-- start of PROVIDED ENTRIES --
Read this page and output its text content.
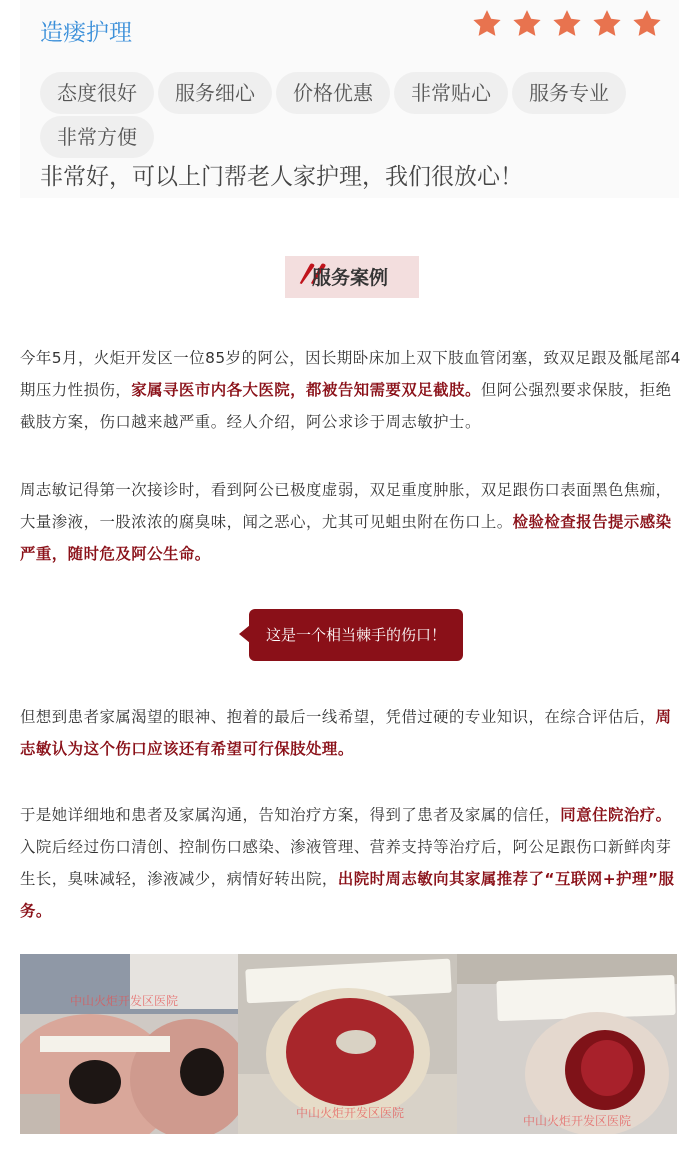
造瘘护理
态度很好	服务细心	价格优惠	非常贴心	服务专业
非常方便
非常好，可以上门帮老人家护理，我们很放心！
〃
服务案例
今年5月，火炬开发区一位85岁的阿公，因长期卧床加上双下肢血管闭塞，致双足跟及骶尾部4期压力性损伤，家属寻医市内各大医院，都被告知需要双足截肢。但阿公强烈要求保肢，拒绝截肢方案，伤口越来越严重。经人介绍，阿公求诊于周志敏护士。
周志敏记得第一次接诊时，看到阿公已极度虚弱，双足重度肿胀，双足跟伤口表面黑色焦痂，大量渗液，一股浓浓的腐臭味，闻之恶心，尤其可见蛆虫附在伤口上。检验检查报告提示感染严重，随时危及阿公生命。
这是一个相当棘手的伤口！
但想到患者家属渴望的眼神、抱着的最后一线希望，凭借过硬的专业知识，在综合评估后，周志敏认为这个伤口应该还有希望可行保肢处理。
于是她详细地和患者及家属沟通，告知治疗方案，得到了患者及家属的信任，同意住院治疗。入院后经过伤口清创、控制伤口感染、渗液管理、营养支持等治疗后，阿公足跟伤口新鲜肉芽生长，臭味减轻，渗液减少，病情好转出院，出院时周志敏向其家属推荐了“互联网+护理”服务。
中山火炬开发区医院
中山火炬开发区医院
中山火炬开发区医院
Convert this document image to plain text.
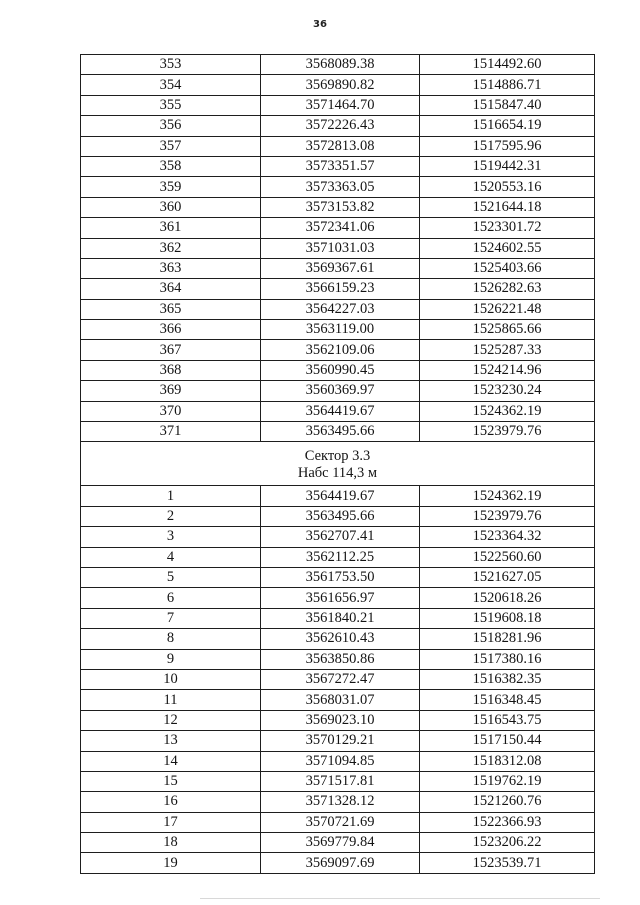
36
353	3568089.38	1514492.60
354	3569890.82	1514886.71
355	3571464.70	1515847.40
356	3572226.43	1516654.19
357	3572813.08	1517595.96
358	3573351.57	1519442.31
359	3573363.05	1520553.16
360	3573153.82	1521644.18
361	3572341.06	1523301.72
362	3571031.03	1524602.55
363	3569367.61	1525403.66
364	3566159.23	1526282.63
365	3564227.03	1526221.48
366	3563119.00	1525865.66
367	3562109.06	1525287.33
368	3560990.45	1524214.96
369	3560369.97	1523230.24
370	3564419.67	1524362.19
371	3563495.66	1523979.76

Сектор 3.3
Набс 114,3 м		

1	3564419.67	1524362.19
2	3563495.66	1523979.76
3	3562707.41	1523364.32
4	3562112.25	1522560.60
5	3561753.50	1521627.05
6	3561656.97	1520618.26
7	3561840.21	1519608.18
8	3562610.43	1518281.96
9	3563850.86	1517380.16
10	3567272.47	1516382.35
11	3568031.07	1516348.45
12	3569023.10	1516543.75
13	3570129.21	1517150.44
14	3571094.85	1518312.08
15	3571517.81	1519762.19
16	3571328.12	1521260.76
17	3570721.69	1522366.93
18	3569779.84	1523206.22
19	3569097.69	1523539.71
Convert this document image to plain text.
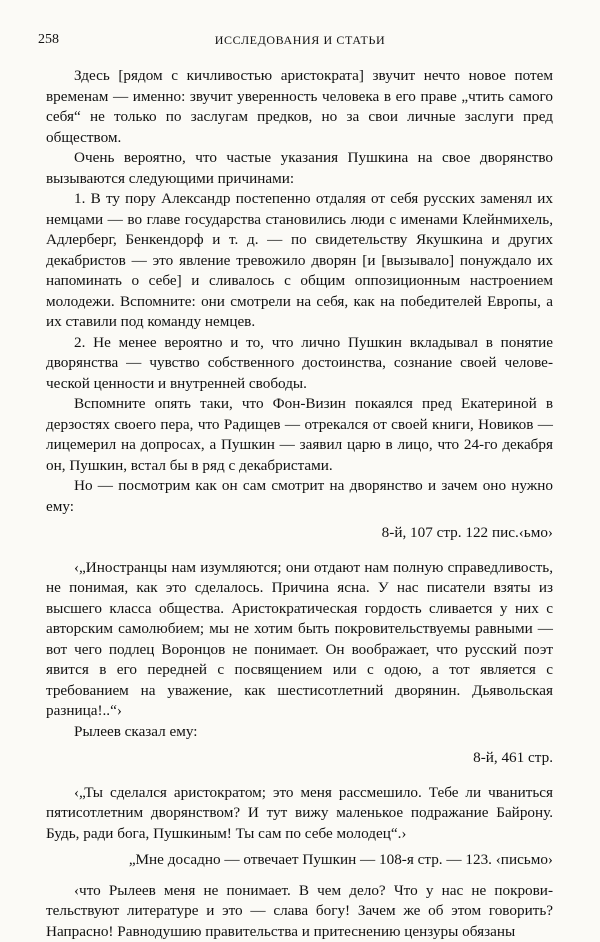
258	ИССЛЕДОВАНИЯ И СТАТЬИ

Здесь [рядом с кичливостью аристократа] звучит нечто новое потем временам — именно: звучит уверенность человека в его праве „чтить самого себя“ не только по заслугам предков, но за свои личные заслуги пред обществом.

Очень вероятно, что частые указания Пушкина на свое дворянство вызываются следующими причинами:

1. В ту пору Александр постепенно отдаляя от себя русских заменял их немцами — во главе государства становились люди с именами Клейнмихель, Адлерберг, Бенкендорф и т. д. — по свидетельству Якушкина и других декабристов — это явление тревожило дворян [и [вызывало] понуждало их напоминать о себе] и сливалось с общим оппозиционным настроением молодежи. Вспомните: они смотрели на себя, как на победителей Европы, а их ставили под команду немцев.

2. Не менее вероятно и то, что лично Пушкин вкладывал в понятие дворянства — чувство собственного достоинства, сознание своей человеческой ценности и внутренней свободы.

Вспомните опять таки, что Фон-Визин покаялся пред Екатериной в дерзостях своего пера, что Радищев — отрекался от своей книги, Новиков — лицемерил на допросах, а Пушкин — заявил царю в лицо, что 24-го декабря он, Пушкин, встал бы в ряд с декабристами.

Но — посмотрим как он сам смотрит на дворянство и зачем оно нужно ему:

8-й, 107 стр. 122 пис.‹ьмо›

‹„Иностранцы нам изумляются; они отдают нам полную справедливость, не понимая, как это сделалось. Причина ясна. У нас писатели взяты из высшего класса общества. Аристократическая гордость сливается у них с авторским самолюбием; мы не хотим быть покровительствуемы равными — вот чего подлец Воронцов не понимает. Он воображает, что русский поэт явится в его передней с посвящением или с одою, а тот является с требованием на уважение, как шестисотлетний дворянин. Дьявольская разница!..“›

Рылеев сказал ему:

8-й, 461 стр.

‹„Ты сделался аристократом; это меня рассмешило. Тебе ли чваниться пятисотлетним дворянством? И тут вижу маленькое подражание Байрону. Будь, ради бога, Пушкиным! Ты сам по себе молодец“.›

„Мне досадно — отвечает Пушкин — 108-я стр. — 123. ‹письмо›

‹что Рылеев меня не понимает. В чем дело? Что у нас не покровительствуют литературе и это — слава богу! Зачем же об этом говорить? Напрасно! Равнодушию правительства и притеснению цензуры обязаны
-- end of PROVIDED ENTRIES --
Tally the lines holding the string "вероятно" and give only the count.

2